* Start Material *

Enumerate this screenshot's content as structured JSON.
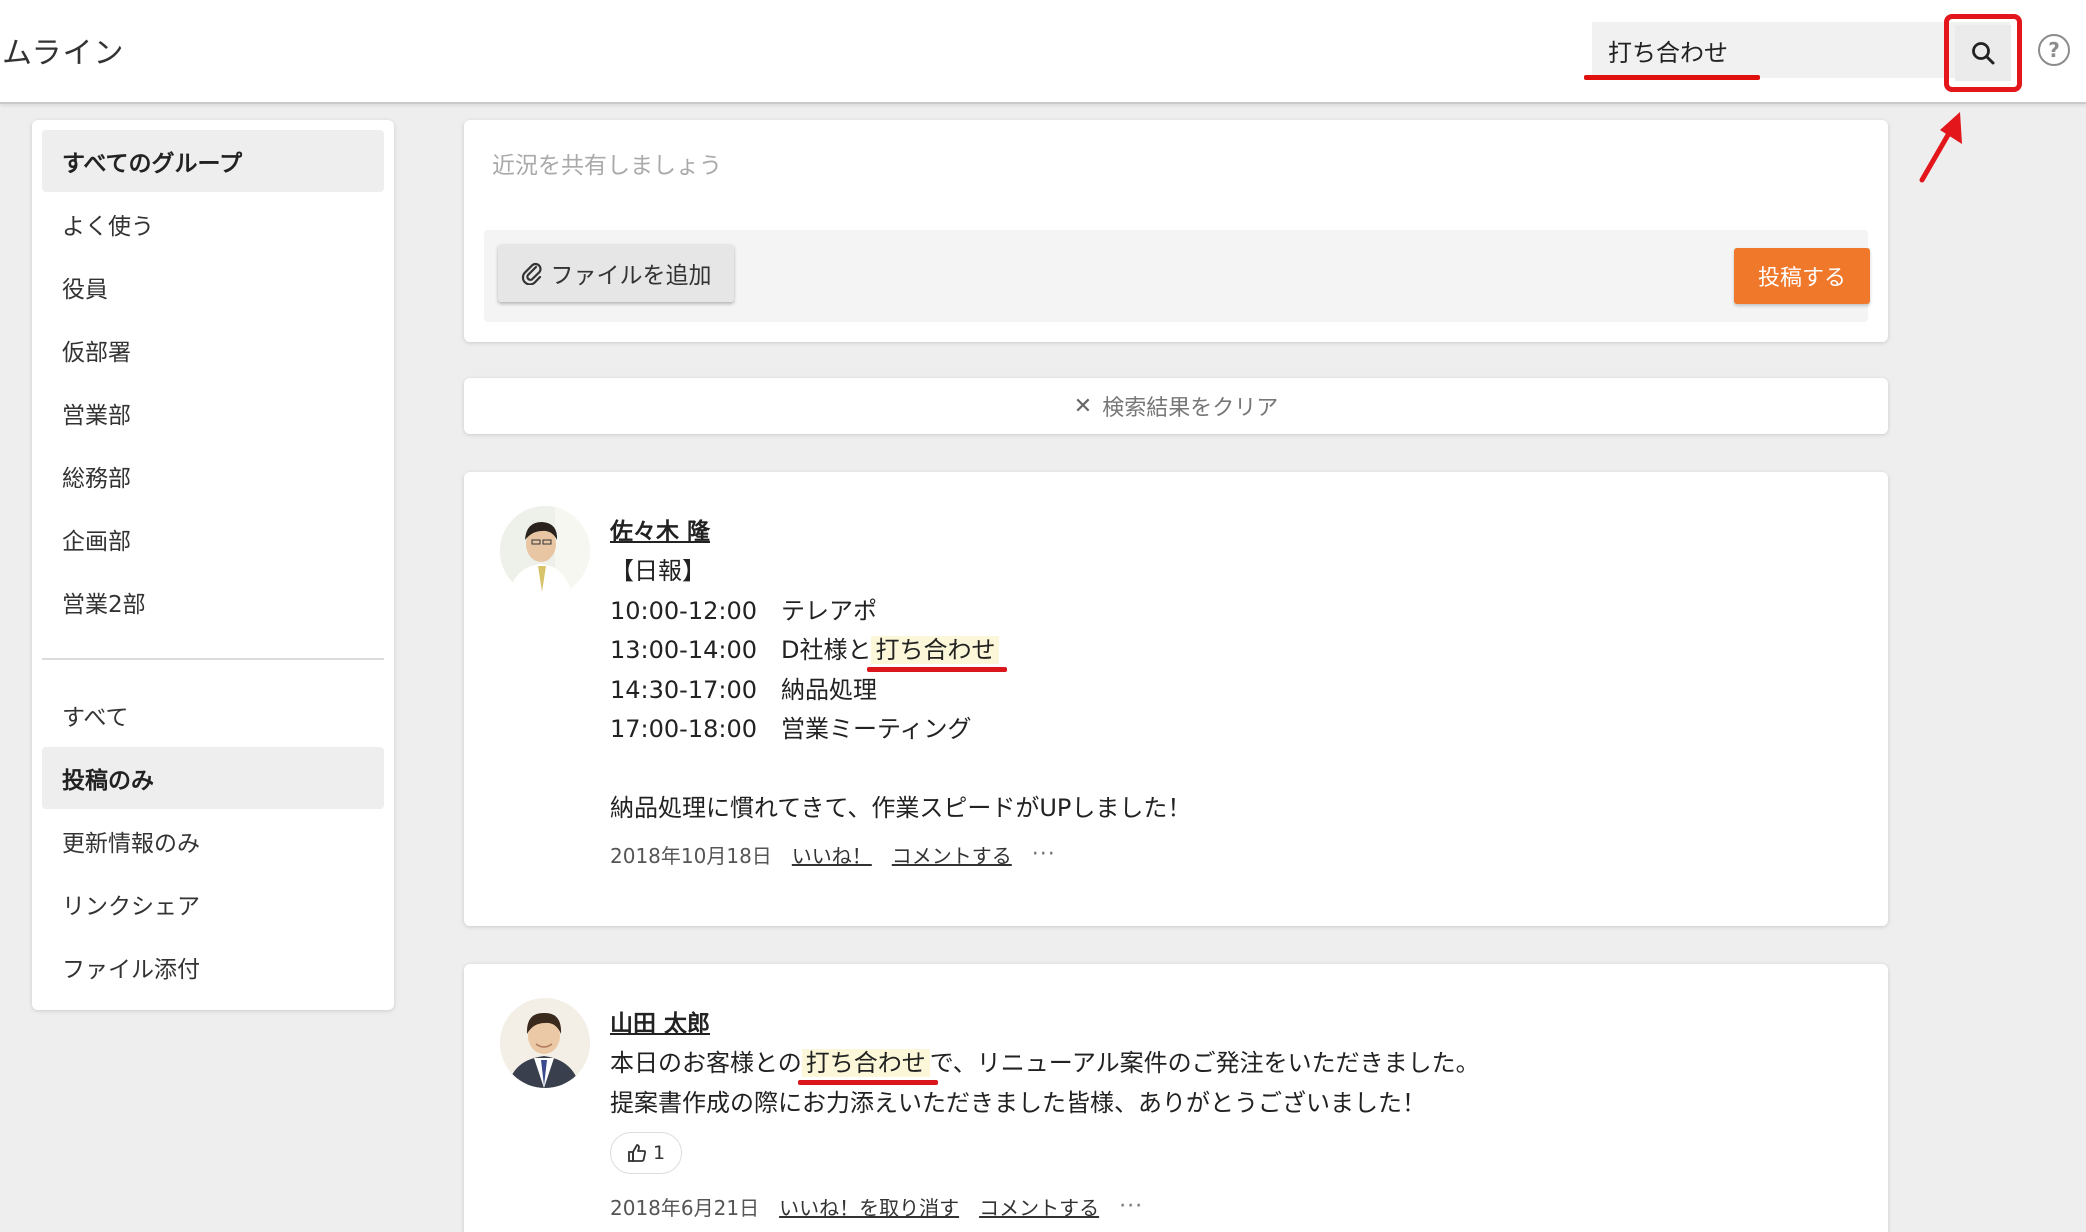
{
  "app": {
    "title": "ムライン"
  },
  "search": {
    "value": "打ち合わせ",
    "icon": "search-icon"
  },
  "help": {
    "icon": "help-icon",
    "glyph": "?"
  },
  "sidebar": {
    "groups": [
      {
        "label": "すべてのグループ",
        "active": true
      },
      {
        "label": "よく使う"
      },
      {
        "label": "役員"
      },
      {
        "label": "仮部署"
      },
      {
        "label": "営業部"
      },
      {
        "label": "総務部"
      },
      {
        "label": "企画部"
      },
      {
        "label": "営業2部"
      }
    ],
    "filters": [
      {
        "label": "すべて"
      },
      {
        "label": "投稿のみ",
        "active": true
      },
      {
        "label": "更新情報のみ"
      },
      {
        "label": "リンクシェア"
      },
      {
        "label": "ファイル添付"
      }
    ]
  },
  "composer": {
    "placeholder": "近況を共有しましょう",
    "file_button": "ファイルを追加",
    "post_button": "投稿する"
  },
  "clear_search": {
    "label": "検索結果をクリア",
    "icon": "close-icon"
  },
  "posts": [
    {
      "author": "佐々木 隆",
      "lines": {
        "l1": "【日報】",
        "l2": "10:00-12:00　テレアポ",
        "l3_pre": "13:00-14:00　D社様と",
        "l3_hl": "打ち合わせ",
        "l4": "14:30-17:00　納品処理",
        "l5": "17:00-18:00　営業ミーティング",
        "l7": "納品処理に慣れてきて、作業スピードがUPしました！"
      },
      "date": "2018年10月18日",
      "like": "いいね！",
      "comment": "コメントする",
      "more": "···"
    },
    {
      "author": "山田 太郎",
      "lines": {
        "l1_pre": "本日のお客様との",
        "l1_hl": "打ち合わせ",
        "l1_post": "で、リニューアル案件のご発注をいただきました。",
        "l2": "提案書作成の際にお力添えいただきました皆様、ありがとうございました！"
      },
      "like_count": "1",
      "date": "2018年6月21日",
      "unlike": "いいね！を取り消す",
      "comment": "コメントする",
      "more": "···"
    }
  ],
  "colors": {
    "accent_orange": "#f0782b",
    "annotation_red": "#e2161b",
    "highlight": "#fbf7d8"
  }
}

* End Material *

Problem to work on →
How many lines of the listing above include the word "icon"? State the number and nothing else.

Result →
3